***** Source material

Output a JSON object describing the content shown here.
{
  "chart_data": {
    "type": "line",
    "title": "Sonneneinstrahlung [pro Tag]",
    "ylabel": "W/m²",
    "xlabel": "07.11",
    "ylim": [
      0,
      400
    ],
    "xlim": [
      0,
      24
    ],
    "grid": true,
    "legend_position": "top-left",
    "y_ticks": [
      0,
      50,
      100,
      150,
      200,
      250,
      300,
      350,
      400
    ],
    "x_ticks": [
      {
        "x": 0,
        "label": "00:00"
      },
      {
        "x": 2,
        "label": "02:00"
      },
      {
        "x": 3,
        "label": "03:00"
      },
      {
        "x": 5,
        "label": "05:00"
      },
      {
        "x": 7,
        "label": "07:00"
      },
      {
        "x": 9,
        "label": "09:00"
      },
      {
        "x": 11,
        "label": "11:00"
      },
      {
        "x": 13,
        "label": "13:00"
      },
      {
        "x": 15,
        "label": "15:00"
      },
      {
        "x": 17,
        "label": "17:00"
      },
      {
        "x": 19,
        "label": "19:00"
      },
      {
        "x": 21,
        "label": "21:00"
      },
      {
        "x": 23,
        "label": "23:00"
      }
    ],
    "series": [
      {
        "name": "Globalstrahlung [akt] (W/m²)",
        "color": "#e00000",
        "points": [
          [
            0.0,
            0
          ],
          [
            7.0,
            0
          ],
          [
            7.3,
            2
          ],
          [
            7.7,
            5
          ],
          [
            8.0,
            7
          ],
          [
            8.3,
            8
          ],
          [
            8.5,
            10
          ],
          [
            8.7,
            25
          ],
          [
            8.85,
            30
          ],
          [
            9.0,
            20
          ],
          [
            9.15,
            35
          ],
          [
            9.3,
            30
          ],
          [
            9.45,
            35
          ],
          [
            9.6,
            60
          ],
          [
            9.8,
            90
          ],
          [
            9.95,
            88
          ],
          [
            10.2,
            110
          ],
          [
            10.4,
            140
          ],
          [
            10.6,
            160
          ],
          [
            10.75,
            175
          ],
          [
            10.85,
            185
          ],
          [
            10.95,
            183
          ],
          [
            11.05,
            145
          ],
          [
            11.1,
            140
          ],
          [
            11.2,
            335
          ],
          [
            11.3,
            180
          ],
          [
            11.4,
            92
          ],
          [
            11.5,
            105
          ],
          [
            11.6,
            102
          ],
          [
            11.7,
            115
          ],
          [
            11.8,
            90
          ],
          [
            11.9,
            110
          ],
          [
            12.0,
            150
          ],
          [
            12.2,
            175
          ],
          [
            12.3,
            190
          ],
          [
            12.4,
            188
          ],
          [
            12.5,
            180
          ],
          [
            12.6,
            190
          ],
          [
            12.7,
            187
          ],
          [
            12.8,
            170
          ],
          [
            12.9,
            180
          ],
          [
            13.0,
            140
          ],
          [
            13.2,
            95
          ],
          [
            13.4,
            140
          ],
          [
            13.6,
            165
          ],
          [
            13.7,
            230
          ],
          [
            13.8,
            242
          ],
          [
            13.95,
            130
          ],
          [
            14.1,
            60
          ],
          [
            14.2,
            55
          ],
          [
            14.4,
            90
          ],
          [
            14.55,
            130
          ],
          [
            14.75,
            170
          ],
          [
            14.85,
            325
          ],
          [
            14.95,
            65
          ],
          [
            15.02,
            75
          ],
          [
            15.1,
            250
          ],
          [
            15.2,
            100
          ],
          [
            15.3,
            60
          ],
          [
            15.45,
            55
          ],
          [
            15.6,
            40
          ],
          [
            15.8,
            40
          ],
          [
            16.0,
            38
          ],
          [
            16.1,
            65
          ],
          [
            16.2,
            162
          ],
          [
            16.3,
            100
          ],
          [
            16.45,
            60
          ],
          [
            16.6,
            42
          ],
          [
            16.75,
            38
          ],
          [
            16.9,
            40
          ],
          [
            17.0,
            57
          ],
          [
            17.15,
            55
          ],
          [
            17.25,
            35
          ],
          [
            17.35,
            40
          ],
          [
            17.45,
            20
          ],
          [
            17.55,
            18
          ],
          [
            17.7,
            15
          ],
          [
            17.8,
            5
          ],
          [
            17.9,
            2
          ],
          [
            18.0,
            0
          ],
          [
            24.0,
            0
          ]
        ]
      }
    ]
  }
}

**********

Every line above should be printed again exactly as it stands.

Output a JSON object describing the content shown here.
{
  "chart_data": {
    "type": "line",
    "title": "Sonneneinstrahlung [pro Tag]",
    "ylabel": "W/m²",
    "xlabel": "07.11",
    "ylim": [
      0,
      400
    ],
    "xlim": [
      0,
      24
    ],
    "grid": true,
    "legend_position": "top-left",
    "y_ticks": [
      0,
      50,
      100,
      150,
      200,
      250,
      300,
      350,
      400
    ],
    "x_ticks": [
      {
        "x": 0,
        "label": "00:00"
      },
      {
        "x": 2,
        "label": "02:00"
      },
      {
        "x": 3,
        "label": "03:00"
      },
      {
        "x": 5,
        "label": "05:00"
      },
      {
        "x": 7,
        "label": "07:00"
      },
      {
        "x": 9,
        "label": "09:00"
      },
      {
        "x": 11,
        "label": "11:00"
      },
      {
        "x": 13,
        "label": "13:00"
      },
      {
        "x": 15,
        "label": "15:00"
      },
      {
        "x": 17,
        "label": "17:00"
      },
      {
        "x": 19,
        "label": "19:00"
      },
      {
        "x": 21,
        "label": "21:00"
      },
      {
        "x": 23,
        "label": "23:00"
      }
    ],
    "series": [
      {
        "name": "Globalstrahlung [akt] (W/m²)",
        "color": "#e00000",
        "points": [
          [
            0.0,
            0
          ],
          [
            7.0,
            0
          ],
          [
            7.3,
            2
          ],
          [
            7.7,
            5
          ],
          [
            8.0,
            7
          ],
          [
            8.3,
            8
          ],
          [
            8.5,
            10
          ],
          [
            8.7,
            25
          ],
          [
            8.85,
            30
          ],
          [
            9.0,
            20
          ],
          [
            9.15,
            35
          ],
          [
            9.3,
            30
          ],
          [
            9.45,
            35
          ],
          [
            9.6,
            60
          ],
          [
            9.8,
            90
          ],
          [
            9.95,
            88
          ],
          [
            10.2,
            110
          ],
          [
            10.4,
            140
          ],
          [
            10.6,
            160
          ],
          [
            10.75,
            175
          ],
          [
            10.85,
            185
          ],
          [
            10.95,
            183
          ],
          [
            11.05,
            145
          ],
          [
            11.1,
            140
          ],
          [
            11.2,
            335
          ],
          [
            11.3,
            180
          ],
          [
            11.4,
            92
          ],
          [
            11.5,
            105
          ],
          [
            11.6,
            102
          ],
          [
            11.7,
            115
          ],
          [
            11.8,
            90
          ],
          [
            11.9,
            110
          ],
          [
            12.0,
            150
          ],
          [
            12.2,
            175
          ],
          [
            12.3,
            190
          ],
          [
            12.4,
            188
          ],
          [
            12.5,
            180
          ],
          [
            12.6,
            190
          ],
          [
            12.7,
            187
          ],
          [
            12.8,
            170
          ],
          [
            12.9,
            180
          ],
          [
            13.0,
            140
          ],
          [
            13.2,
            95
          ],
          [
            13.4,
            140
          ],
          [
            13.6,
            165
          ],
          [
            13.7,
            230
          ],
          [
            13.8,
            242
          ],
          [
            13.95,
            130
          ],
          [
            14.1,
            60
          ],
          [
            14.2,
            55
          ],
          [
            14.4,
            90
          ],
          [
            14.55,
            130
          ],
          [
            14.75,
            170
          ],
          [
            14.85,
            325
          ],
          [
            14.95,
            65
          ],
          [
            15.02,
            75
          ],
          [
            15.1,
            250
          ],
          [
            15.2,
            100
          ],
          [
            15.3,
            60
          ],
          [
            15.45,
            55
          ],
          [
            15.6,
            40
          ],
          [
            15.8,
            40
          ],
          [
            16.0,
            38
          ],
          [
            16.1,
            65
          ],
          [
            16.2,
            162
          ],
          [
            16.3,
            100
          ],
          [
            16.45,
            60
          ],
          [
            16.6,
            42
          ],
          [
            16.75,
            38
          ],
          [
            16.9,
            40
          ],
          [
            17.0,
            57
          ],
          [
            17.15,
            55
          ],
          [
            17.25,
            35
          ],
          [
            17.35,
            40
          ],
          [
            17.45,
            20
          ],
          [
            17.55,
            18
          ],
          [
            17.7,
            15
          ],
          [
            17.8,
            5
          ],
          [
            17.9,
            2
          ],
          [
            18.0,
            0
          ],
          [
            24.0,
            0
          ]
        ]
      }
    ]
  }
}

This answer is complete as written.